-- AUFGABENSTELLUNG --
Ersetze in allen Datensätzen „Weight Loss“ durch „Dental Care“ und gib die Zeilen sonst unverändert wieder.

═══ ÜBUNGSMATERIAL

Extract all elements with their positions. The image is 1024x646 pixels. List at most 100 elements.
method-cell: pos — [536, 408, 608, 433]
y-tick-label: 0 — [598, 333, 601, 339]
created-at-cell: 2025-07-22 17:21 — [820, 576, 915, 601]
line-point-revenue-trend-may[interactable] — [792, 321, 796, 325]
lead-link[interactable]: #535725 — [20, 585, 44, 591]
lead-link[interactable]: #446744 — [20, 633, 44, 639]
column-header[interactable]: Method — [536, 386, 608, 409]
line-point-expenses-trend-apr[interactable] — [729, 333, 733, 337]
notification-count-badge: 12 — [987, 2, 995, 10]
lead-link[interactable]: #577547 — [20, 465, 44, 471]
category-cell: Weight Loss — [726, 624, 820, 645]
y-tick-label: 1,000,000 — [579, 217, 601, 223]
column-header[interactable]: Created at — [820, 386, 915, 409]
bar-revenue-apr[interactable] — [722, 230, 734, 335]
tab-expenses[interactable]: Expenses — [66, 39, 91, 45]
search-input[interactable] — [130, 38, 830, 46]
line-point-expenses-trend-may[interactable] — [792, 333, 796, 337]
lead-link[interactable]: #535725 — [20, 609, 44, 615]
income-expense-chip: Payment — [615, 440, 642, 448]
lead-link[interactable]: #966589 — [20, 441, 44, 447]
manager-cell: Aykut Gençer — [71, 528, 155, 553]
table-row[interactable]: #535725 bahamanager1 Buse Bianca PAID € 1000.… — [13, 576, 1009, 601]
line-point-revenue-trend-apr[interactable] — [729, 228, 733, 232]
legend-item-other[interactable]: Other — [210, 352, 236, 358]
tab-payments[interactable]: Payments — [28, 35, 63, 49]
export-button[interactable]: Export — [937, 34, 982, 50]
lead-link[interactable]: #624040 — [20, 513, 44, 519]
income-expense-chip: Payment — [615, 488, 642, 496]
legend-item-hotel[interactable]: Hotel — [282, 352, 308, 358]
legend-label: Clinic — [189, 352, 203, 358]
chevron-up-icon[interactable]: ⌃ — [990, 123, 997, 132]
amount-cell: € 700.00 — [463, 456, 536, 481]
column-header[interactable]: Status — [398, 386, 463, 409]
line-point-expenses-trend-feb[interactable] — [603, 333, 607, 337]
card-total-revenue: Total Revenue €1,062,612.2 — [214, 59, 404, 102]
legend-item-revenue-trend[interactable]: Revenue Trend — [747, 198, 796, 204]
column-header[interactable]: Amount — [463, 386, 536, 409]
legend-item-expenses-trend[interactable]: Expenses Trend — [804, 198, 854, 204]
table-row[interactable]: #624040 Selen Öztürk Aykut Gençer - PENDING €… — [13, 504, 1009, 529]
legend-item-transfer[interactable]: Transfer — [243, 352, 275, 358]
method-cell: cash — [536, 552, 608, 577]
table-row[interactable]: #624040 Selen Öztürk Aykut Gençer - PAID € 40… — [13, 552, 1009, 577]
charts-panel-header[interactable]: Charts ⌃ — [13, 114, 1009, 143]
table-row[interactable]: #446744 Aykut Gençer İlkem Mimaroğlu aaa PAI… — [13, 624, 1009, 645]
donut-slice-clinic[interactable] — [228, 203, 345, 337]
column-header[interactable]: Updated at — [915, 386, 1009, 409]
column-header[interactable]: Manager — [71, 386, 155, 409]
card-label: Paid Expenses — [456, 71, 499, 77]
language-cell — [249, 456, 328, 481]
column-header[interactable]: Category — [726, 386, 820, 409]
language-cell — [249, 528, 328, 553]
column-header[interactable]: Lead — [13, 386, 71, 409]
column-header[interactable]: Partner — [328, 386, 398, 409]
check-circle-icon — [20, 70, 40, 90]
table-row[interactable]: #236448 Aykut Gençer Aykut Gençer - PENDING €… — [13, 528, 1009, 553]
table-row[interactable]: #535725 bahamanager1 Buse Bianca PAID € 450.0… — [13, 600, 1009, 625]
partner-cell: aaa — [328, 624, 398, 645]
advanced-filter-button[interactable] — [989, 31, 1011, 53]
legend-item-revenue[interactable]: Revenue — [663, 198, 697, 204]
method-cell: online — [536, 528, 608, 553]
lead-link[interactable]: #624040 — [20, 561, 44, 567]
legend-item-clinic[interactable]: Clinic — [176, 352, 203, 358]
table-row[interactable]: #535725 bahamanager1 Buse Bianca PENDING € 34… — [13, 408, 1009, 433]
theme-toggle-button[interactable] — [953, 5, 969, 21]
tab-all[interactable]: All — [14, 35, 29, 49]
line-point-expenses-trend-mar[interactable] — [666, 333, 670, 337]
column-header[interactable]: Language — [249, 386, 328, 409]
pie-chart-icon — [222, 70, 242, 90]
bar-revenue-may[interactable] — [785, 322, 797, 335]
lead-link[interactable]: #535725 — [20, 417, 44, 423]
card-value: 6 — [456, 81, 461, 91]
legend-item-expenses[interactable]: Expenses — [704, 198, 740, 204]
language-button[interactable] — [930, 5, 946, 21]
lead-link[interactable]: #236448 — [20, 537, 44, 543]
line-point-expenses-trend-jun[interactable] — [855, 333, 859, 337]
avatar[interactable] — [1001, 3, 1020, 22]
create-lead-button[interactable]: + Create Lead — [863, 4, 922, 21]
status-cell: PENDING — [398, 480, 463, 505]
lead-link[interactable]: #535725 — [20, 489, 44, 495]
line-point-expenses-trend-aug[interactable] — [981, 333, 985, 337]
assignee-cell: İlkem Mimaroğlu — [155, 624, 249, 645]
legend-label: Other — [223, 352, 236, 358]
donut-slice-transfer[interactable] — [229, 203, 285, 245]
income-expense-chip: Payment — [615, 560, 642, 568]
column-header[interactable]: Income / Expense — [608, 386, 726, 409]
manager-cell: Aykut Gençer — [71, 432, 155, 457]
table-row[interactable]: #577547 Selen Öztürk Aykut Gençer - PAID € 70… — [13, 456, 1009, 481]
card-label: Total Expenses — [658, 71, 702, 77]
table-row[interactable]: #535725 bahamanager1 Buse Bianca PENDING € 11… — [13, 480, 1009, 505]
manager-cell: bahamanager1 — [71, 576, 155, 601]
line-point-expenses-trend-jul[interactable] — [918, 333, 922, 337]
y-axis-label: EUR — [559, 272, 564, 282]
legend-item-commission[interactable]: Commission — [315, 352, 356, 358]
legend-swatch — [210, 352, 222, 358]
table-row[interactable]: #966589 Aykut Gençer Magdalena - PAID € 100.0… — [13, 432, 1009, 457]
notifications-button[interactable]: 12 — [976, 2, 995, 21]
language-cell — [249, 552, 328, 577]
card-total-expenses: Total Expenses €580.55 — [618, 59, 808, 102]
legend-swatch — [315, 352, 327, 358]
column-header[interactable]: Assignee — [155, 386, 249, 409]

══════

-- ANTWORT --
Extract all elements with their positions. The image is 1024x646 pixels. List at most 100 elements.
method-cell: pos — [536, 408, 608, 433]
y-tick-label: 0 — [598, 333, 601, 339]
created-at-cell: 2025-07-22 17:21 — [820, 576, 915, 601]
line-point-revenue-trend-may[interactable] — [792, 321, 796, 325]
lead-link[interactable]: #535725 — [20, 585, 44, 591]
lead-link[interactable]: #446744 — [20, 633, 44, 639]
column-header[interactable]: Method — [536, 386, 608, 409]
line-point-expenses-trend-apr[interactable] — [729, 333, 733, 337]
notification-count-badge: 12 — [987, 2, 995, 10]
lead-link[interactable]: #577547 — [20, 465, 44, 471]
category-cell: Dental Care — [726, 624, 820, 645]
y-tick-label: 1,000,000 — [579, 217, 601, 223]
column-header[interactable]: Created at — [820, 386, 915, 409]
bar-revenue-apr[interactable] — [722, 230, 734, 335]
tab-expenses[interactable]: Expenses — [66, 39, 91, 45]
search-input[interactable] — [130, 38, 830, 46]
line-point-expenses-trend-may[interactable] — [792, 333, 796, 337]
lead-link[interactable]: #535725 — [20, 609, 44, 615]
income-expense-chip: Payment — [615, 440, 642, 448]
lead-link[interactable]: #966589 — [20, 441, 44, 447]
manager-cell: Aykut Gençer — [71, 528, 155, 553]
table-row[interactable]: #535725 bahamanager1 Buse Bianca PAID € 1000.… — [13, 576, 1009, 601]
line-point-revenue-trend-apr[interactable] — [729, 228, 733, 232]
legend-item-other[interactable]: Other — [210, 352, 236, 358]
tab-payments[interactable]: Payments — [28, 35, 63, 49]
export-button[interactable]: Export — [937, 34, 982, 50]
lead-link[interactable]: #624040 — [20, 513, 44, 519]
income-expense-chip: Payment — [615, 488, 642, 496]
legend-item-hotel[interactable]: Hotel — [282, 352, 308, 358]
legend-label: Clinic — [189, 352, 203, 358]
chevron-up-icon[interactable]: ⌃ — [990, 123, 997, 132]
amount-cell: € 700.00 — [463, 456, 536, 481]
column-header[interactable]: Status — [398, 386, 463, 409]
line-point-expenses-trend-feb[interactable] — [603, 333, 607, 337]
card-total-revenue: Total Revenue €1,062,612.2 — [214, 59, 404, 102]
legend-item-revenue-trend[interactable]: Revenue Trend — [747, 198, 796, 204]
column-header[interactable]: Amount — [463, 386, 536, 409]
legend-item-expenses-trend[interactable]: Expenses Trend — [804, 198, 854, 204]
table-row[interactable]: #624040 Selen Öztürk Aykut Gençer - PENDING €… — [13, 504, 1009, 529]
legend-item-transfer[interactable]: Transfer — [243, 352, 275, 358]
method-cell: cash — [536, 552, 608, 577]
table-row[interactable]: #624040 Selen Öztürk Aykut Gençer - PAID € 40… — [13, 552, 1009, 577]
charts-panel-header[interactable]: Charts ⌃ — [13, 114, 1009, 143]
table-row[interactable]: #446744 Aykut Gençer İlkem Mimaroğlu aaa PAI… — [13, 624, 1009, 645]
donut-slice-clinic[interactable] — [228, 203, 345, 337]
column-header[interactable]: Updated at — [915, 386, 1009, 409]
column-header[interactable]: Manager — [71, 386, 155, 409]
card-label: Paid Expenses — [456, 71, 499, 77]
language-cell — [249, 456, 328, 481]
column-header[interactable]: Category — [726, 386, 820, 409]
language-cell — [249, 528, 328, 553]
column-header[interactable]: Lead — [13, 386, 71, 409]
column-header[interactable]: Partner — [328, 386, 398, 409]
check-circle-icon — [20, 70, 40, 90]
table-row[interactable]: #236448 Aykut Gençer Aykut Gençer - PENDING €… — [13, 528, 1009, 553]
table-row[interactable]: #535725 bahamanager1 Buse Bianca PAID € 450.0… — [13, 600, 1009, 625]
partner-cell: aaa — [328, 624, 398, 645]
advanced-filter-button[interactable] — [989, 31, 1011, 53]
legend-item-revenue[interactable]: Revenue — [663, 198, 697, 204]
method-cell: online — [536, 528, 608, 553]
lead-link[interactable]: #624040 — [20, 561, 44, 567]
legend-item-clinic[interactable]: Clinic — [176, 352, 203, 358]
table-row[interactable]: #535725 bahamanager1 Buse Bianca PENDING € 34… — [13, 408, 1009, 433]
theme-toggle-button[interactable] — [953, 5, 969, 21]
tab-all[interactable]: All — [14, 35, 29, 49]
line-point-expenses-trend-mar[interactable] — [666, 333, 670, 337]
column-header[interactable]: Language — [249, 386, 328, 409]
pie-chart-icon — [222, 70, 242, 90]
bar-revenue-may[interactable] — [785, 322, 797, 335]
lead-link[interactable]: #535725 — [20, 417, 44, 423]
card-value: 6 — [456, 81, 461, 91]
legend-item-expenses[interactable]: Expenses — [704, 198, 740, 204]
language-button[interactable] — [930, 5, 946, 21]
lead-link[interactable]: #236448 — [20, 537, 44, 543]
line-point-expenses-trend-jun[interactable] — [855, 333, 859, 337]
avatar[interactable] — [1001, 3, 1020, 22]
create-lead-button[interactable]: + Create Lead — [863, 4, 922, 21]
status-cell: PENDING — [398, 480, 463, 505]
lead-link[interactable]: #535725 — [20, 489, 44, 495]
line-point-expenses-trend-aug[interactable] — [981, 333, 985, 337]
assignee-cell: İlkem Mimaroğlu — [155, 624, 249, 645]
legend-label: Other — [223, 352, 236, 358]
donut-slice-transfer[interactable] — [229, 203, 285, 245]
income-expense-chip: Payment — [615, 560, 642, 568]
column-header[interactable]: Income / Expense — [608, 386, 726, 409]
manager-cell: Aykut Gençer — [71, 432, 155, 457]
table-row[interactable]: #577547 Selen Öztürk Aykut Gençer - PAID € 70… — [13, 456, 1009, 481]
card-label: Total Expenses — [658, 71, 702, 77]
table-row[interactable]: #535725 bahamanager1 Buse Bianca PENDING € 11… — [13, 480, 1009, 505]
manager-cell: bahamanager1 — [71, 576, 155, 601]
line-point-expenses-trend-jul[interactable] — [918, 333, 922, 337]
y-axis-label: EUR — [559, 272, 564, 282]
legend-item-commission[interactable]: Commission — [315, 352, 356, 358]
legend-swatch — [210, 352, 222, 358]
table-row[interactable]: #966589 Aykut Gençer Magdalena - PAID € 100.0… — [13, 432, 1009, 457]
notifications-button[interactable]: 12 — [976, 2, 995, 21]
language-cell — [249, 552, 328, 577]
card-total-expenses: Total Expenses €580.55 — [618, 59, 808, 102]
legend-swatch — [315, 352, 327, 358]
column-header[interactable]: Assignee — [155, 386, 249, 409]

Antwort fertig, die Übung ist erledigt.